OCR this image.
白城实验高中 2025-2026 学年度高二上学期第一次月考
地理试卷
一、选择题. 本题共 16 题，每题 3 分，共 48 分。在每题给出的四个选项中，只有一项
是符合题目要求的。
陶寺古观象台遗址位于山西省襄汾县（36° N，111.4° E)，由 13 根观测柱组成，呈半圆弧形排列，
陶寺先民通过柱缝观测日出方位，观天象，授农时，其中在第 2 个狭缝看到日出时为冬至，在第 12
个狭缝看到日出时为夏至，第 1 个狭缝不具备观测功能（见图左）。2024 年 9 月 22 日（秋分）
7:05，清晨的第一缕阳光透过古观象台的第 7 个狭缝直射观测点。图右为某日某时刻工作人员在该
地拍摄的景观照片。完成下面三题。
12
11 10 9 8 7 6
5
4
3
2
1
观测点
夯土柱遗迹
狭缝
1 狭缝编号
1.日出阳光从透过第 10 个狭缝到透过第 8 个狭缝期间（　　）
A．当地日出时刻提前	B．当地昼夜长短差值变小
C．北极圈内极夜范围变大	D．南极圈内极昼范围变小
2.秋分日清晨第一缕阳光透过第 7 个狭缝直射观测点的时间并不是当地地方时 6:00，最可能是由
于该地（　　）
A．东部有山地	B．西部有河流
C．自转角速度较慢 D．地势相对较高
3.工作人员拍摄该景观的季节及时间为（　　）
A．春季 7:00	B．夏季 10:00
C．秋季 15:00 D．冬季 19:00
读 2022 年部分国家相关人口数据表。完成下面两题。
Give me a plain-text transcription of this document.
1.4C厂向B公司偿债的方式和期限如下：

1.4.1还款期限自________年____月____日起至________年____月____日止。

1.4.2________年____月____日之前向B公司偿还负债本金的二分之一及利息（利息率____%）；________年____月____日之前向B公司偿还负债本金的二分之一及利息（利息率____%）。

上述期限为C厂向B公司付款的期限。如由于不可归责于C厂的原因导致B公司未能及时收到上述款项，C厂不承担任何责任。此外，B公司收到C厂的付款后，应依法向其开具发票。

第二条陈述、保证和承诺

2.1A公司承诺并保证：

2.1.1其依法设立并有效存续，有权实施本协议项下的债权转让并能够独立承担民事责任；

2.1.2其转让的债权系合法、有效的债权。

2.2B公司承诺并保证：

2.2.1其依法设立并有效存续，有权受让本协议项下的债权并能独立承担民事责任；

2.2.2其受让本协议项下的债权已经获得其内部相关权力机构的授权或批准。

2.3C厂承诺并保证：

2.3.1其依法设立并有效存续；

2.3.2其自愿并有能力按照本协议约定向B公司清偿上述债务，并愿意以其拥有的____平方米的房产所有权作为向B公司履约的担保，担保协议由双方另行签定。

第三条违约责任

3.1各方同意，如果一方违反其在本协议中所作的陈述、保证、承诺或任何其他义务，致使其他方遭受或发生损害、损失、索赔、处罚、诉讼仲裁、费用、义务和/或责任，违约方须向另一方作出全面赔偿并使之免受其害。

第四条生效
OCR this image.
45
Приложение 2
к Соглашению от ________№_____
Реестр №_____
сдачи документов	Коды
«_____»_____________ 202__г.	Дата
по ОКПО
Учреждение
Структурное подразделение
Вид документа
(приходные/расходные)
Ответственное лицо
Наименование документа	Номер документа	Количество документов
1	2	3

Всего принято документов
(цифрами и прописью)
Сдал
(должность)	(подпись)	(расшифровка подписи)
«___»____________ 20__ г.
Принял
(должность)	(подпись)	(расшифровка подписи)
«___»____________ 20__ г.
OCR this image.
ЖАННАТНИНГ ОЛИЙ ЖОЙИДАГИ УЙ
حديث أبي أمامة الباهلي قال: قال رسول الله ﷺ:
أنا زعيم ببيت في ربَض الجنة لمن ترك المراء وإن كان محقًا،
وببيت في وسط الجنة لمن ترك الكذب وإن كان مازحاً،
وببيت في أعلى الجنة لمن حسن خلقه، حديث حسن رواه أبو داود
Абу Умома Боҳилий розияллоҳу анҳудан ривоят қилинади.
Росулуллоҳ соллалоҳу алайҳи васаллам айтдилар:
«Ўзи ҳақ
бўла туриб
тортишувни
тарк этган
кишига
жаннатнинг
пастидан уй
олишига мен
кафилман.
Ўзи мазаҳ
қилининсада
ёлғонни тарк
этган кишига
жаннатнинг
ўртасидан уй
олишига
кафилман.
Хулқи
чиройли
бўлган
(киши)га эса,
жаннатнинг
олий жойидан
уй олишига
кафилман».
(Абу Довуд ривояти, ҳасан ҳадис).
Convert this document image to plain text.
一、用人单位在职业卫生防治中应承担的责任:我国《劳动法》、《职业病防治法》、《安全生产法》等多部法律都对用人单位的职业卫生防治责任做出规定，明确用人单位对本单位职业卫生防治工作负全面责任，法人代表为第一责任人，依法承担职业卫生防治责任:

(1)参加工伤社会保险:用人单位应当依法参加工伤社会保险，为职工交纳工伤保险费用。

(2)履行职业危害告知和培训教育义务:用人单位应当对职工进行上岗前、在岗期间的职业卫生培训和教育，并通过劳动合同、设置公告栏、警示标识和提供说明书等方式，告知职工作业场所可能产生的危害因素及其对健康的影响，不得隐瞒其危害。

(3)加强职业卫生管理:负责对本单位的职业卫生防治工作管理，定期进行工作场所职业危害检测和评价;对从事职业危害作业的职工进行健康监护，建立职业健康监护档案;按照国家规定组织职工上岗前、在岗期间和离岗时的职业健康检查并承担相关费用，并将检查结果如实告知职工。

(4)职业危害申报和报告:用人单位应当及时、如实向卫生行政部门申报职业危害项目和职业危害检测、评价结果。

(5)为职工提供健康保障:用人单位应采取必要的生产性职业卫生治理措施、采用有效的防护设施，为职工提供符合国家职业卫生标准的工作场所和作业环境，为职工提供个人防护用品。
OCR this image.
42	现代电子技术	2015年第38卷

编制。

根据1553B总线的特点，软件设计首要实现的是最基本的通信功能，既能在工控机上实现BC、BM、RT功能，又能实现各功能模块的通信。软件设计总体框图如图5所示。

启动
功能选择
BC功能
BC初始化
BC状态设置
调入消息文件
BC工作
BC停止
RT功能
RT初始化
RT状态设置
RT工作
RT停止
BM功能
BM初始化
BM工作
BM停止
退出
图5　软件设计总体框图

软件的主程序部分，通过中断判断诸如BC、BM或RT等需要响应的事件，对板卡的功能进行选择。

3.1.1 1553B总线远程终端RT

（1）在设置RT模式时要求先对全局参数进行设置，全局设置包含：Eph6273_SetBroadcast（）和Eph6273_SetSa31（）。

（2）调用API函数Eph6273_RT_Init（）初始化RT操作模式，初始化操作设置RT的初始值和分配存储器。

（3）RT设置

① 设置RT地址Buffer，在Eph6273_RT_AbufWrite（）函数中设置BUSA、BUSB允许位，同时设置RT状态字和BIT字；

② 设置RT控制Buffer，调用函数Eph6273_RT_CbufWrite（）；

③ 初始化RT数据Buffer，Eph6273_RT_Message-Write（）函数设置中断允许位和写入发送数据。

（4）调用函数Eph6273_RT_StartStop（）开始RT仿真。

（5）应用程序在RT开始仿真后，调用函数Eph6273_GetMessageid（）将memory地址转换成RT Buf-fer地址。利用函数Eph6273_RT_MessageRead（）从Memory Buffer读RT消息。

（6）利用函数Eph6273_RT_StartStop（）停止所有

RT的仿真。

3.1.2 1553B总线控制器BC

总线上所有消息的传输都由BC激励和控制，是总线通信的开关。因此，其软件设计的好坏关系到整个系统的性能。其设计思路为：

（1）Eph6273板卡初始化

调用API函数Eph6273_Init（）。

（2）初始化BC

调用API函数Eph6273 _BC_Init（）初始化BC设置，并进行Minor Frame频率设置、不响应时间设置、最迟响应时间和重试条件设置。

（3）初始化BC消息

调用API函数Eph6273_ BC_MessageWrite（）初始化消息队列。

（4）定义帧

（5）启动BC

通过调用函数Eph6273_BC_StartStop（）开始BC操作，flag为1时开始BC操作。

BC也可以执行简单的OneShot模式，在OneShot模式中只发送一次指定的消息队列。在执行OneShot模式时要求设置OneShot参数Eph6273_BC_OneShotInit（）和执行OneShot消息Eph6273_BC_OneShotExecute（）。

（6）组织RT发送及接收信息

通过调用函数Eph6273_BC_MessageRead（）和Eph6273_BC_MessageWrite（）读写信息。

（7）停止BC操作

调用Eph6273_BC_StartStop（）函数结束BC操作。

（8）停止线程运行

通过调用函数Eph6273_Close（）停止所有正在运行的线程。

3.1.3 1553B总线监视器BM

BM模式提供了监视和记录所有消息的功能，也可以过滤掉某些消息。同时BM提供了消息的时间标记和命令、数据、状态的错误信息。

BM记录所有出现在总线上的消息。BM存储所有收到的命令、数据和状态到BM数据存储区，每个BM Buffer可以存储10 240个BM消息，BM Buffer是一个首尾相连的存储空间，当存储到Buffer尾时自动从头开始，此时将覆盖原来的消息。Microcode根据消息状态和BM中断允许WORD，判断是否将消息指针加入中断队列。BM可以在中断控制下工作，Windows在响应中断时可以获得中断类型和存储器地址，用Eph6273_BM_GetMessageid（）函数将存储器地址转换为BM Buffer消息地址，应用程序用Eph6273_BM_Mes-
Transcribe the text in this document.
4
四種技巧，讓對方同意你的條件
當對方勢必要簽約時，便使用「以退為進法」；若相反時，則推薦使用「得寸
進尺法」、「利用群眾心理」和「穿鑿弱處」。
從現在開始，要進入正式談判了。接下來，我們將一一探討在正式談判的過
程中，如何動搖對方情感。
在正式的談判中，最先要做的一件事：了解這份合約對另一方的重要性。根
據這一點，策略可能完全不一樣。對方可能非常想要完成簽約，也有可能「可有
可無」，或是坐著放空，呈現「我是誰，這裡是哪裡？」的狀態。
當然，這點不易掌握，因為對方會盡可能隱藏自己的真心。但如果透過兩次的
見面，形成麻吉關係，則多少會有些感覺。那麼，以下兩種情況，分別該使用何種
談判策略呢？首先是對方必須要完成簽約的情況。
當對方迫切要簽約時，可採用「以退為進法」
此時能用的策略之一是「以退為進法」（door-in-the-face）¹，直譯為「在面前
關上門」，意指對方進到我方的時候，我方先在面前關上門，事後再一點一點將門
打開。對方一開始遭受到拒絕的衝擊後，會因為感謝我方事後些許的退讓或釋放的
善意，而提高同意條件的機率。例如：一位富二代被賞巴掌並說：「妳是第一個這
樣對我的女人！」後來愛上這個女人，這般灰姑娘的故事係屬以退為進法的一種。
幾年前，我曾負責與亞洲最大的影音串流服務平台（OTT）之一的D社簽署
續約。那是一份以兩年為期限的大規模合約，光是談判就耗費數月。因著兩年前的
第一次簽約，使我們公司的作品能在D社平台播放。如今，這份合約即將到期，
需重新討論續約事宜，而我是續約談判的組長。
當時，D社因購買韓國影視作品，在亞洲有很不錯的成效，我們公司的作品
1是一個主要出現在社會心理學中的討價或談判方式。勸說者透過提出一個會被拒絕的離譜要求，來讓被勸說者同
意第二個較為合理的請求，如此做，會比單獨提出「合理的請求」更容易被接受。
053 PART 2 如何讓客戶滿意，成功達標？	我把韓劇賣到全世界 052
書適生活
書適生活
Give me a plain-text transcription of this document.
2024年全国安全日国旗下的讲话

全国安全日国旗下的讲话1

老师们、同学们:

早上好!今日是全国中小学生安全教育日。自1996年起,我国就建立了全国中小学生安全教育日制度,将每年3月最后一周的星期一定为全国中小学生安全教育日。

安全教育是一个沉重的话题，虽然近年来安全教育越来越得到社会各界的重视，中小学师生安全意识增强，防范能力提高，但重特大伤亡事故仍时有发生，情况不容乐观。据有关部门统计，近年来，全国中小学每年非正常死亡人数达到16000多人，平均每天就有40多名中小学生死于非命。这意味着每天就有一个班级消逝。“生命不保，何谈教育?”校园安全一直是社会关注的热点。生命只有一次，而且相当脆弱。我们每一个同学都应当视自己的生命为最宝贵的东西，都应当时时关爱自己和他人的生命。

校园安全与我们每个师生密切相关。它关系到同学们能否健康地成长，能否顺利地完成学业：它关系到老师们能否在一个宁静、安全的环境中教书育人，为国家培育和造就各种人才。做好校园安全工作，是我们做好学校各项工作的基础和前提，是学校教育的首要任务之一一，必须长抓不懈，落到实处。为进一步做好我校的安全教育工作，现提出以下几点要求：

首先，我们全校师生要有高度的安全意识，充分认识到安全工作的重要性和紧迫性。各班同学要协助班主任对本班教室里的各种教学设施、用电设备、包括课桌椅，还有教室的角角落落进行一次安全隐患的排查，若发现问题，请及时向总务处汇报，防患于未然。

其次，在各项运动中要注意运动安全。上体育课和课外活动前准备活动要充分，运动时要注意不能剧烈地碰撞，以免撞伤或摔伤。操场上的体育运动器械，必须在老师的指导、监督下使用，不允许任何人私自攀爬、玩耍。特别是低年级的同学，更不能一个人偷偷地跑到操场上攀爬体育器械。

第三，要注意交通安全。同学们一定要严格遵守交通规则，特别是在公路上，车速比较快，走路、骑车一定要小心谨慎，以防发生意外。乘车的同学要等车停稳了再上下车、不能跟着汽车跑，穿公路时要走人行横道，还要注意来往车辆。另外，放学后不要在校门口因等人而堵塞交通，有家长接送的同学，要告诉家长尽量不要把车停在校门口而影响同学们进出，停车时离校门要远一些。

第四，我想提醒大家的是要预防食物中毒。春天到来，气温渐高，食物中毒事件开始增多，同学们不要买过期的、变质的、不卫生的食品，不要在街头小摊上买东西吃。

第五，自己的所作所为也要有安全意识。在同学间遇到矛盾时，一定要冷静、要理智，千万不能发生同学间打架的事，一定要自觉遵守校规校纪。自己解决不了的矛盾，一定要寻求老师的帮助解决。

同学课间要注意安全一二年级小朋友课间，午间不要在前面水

—————

• Problem to solve
In the records above, collect each line with "RT功能".

• Response to this exercise
根据1553B总线的特点，软件设计首要实现的是最基本的通信功能，既能在工控机上实现BC、BM、RT功能，又能实现各功能模块的通信。软件设计总体框图如图5所示。
RT功能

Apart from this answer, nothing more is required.